▶ **What needs to be done**
Return the lines below exactly, starting with the line that contains "What does this" and stopping after the last line.

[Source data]

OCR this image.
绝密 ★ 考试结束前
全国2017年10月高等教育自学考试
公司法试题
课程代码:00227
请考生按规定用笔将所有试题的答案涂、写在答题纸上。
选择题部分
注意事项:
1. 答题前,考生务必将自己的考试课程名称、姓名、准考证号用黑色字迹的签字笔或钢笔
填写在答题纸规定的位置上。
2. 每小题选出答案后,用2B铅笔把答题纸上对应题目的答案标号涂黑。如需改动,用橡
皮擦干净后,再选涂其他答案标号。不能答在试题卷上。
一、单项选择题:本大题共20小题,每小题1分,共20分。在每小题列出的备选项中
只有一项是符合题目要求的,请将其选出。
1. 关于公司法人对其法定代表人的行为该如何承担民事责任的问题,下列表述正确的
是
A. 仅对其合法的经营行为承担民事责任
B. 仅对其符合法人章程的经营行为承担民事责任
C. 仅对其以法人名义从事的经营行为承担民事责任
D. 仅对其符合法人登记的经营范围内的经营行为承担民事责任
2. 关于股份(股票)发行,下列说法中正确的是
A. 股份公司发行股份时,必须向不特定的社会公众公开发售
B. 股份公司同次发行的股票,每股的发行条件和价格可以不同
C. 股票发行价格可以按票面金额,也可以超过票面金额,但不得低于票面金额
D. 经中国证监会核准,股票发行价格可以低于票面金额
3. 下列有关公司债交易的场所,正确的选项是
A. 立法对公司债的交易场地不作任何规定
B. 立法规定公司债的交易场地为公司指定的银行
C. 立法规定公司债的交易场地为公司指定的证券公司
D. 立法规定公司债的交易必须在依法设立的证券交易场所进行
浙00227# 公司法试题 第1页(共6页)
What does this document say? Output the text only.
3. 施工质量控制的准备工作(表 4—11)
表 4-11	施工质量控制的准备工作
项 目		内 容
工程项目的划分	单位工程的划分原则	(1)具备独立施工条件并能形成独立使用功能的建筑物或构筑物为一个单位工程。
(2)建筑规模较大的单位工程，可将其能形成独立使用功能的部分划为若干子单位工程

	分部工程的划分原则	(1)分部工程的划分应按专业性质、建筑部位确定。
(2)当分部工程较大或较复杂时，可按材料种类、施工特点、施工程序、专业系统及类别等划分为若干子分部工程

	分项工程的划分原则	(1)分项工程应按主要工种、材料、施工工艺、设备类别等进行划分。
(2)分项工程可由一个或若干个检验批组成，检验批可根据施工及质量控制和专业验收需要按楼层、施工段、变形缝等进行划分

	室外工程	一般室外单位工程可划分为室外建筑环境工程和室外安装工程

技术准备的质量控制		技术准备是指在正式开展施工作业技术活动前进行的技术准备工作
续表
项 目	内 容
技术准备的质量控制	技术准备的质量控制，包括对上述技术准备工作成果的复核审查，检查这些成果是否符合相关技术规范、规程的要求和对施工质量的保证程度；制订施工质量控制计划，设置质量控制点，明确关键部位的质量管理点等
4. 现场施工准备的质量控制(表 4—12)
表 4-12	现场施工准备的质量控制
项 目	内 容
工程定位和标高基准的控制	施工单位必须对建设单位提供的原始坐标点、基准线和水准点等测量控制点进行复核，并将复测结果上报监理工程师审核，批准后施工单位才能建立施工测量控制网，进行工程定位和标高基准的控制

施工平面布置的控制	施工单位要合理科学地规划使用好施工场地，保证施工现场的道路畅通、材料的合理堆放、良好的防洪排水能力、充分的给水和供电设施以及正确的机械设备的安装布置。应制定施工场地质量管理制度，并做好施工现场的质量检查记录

▶ **Output of the task**
What does this document say? Output the text only.
3. 施工质量控制的准备工作(表 4—11)
表 4-11	施工质量控制的准备工作
项 目		内 容
工程项目的划分	单位工程的划分原则	(1)具备独立施工条件并能形成独立使用功能的建筑物或构筑物为一个单位工程。
(2)建筑规模较大的单位工程，可将其能形成独立使用功能的部分划为若干子单位工程

	分部工程的划分原则	(1)分部工程的划分应按专业性质、建筑部位确定。
(2)当分部工程较大或较复杂时，可按材料种类、施工特点、施工程序、专业系统及类别等划分为若干子分部工程

	分项工程的划分原则	(1)分项工程应按主要工种、材料、施工工艺、设备类别等进行划分。
(2)分项工程可由一个或若干个检验批组成，检验批可根据施工及质量控制和专业验收需要按楼层、施工段、变形缝等进行划分

	室外工程	一般室外单位工程可划分为室外建筑环境工程和室外安装工程

技术准备的质量控制		技术准备是指在正式开展施工作业技术活动前进行的技术准备工作
续表
项 目	内 容
技术准备的质量控制	技术准备的质量控制，包括对上述技术准备工作成果的复核审查，检查这些成果是否符合相关技术规范、规程的要求和对施工质量的保证程度；制订施工质量控制计划，设置质量控制点，明确关键部位的质量管理点等
4. 现场施工准备的质量控制(表 4—12)
表 4-12	现场施工准备的质量控制
项 目	内 容
工程定位和标高基准的控制	施工单位必须对建设单位提供的原始坐标点、基准线和水准点等测量控制点进行复核，并将复测结果上报监理工程师审核，批准后施工单位才能建立施工测量控制网，进行工程定位和标高基准的控制

施工平面布置的控制	施工单位要合理科学地规划使用好施工场地，保证施工现场的道路畅通、材料的合理堆放、良好的防洪排水能力、充分的给水和供电设施以及正确的机械设备的安装布置。应制定施工场地质量管理制度，并做好施工现场的质量检查记录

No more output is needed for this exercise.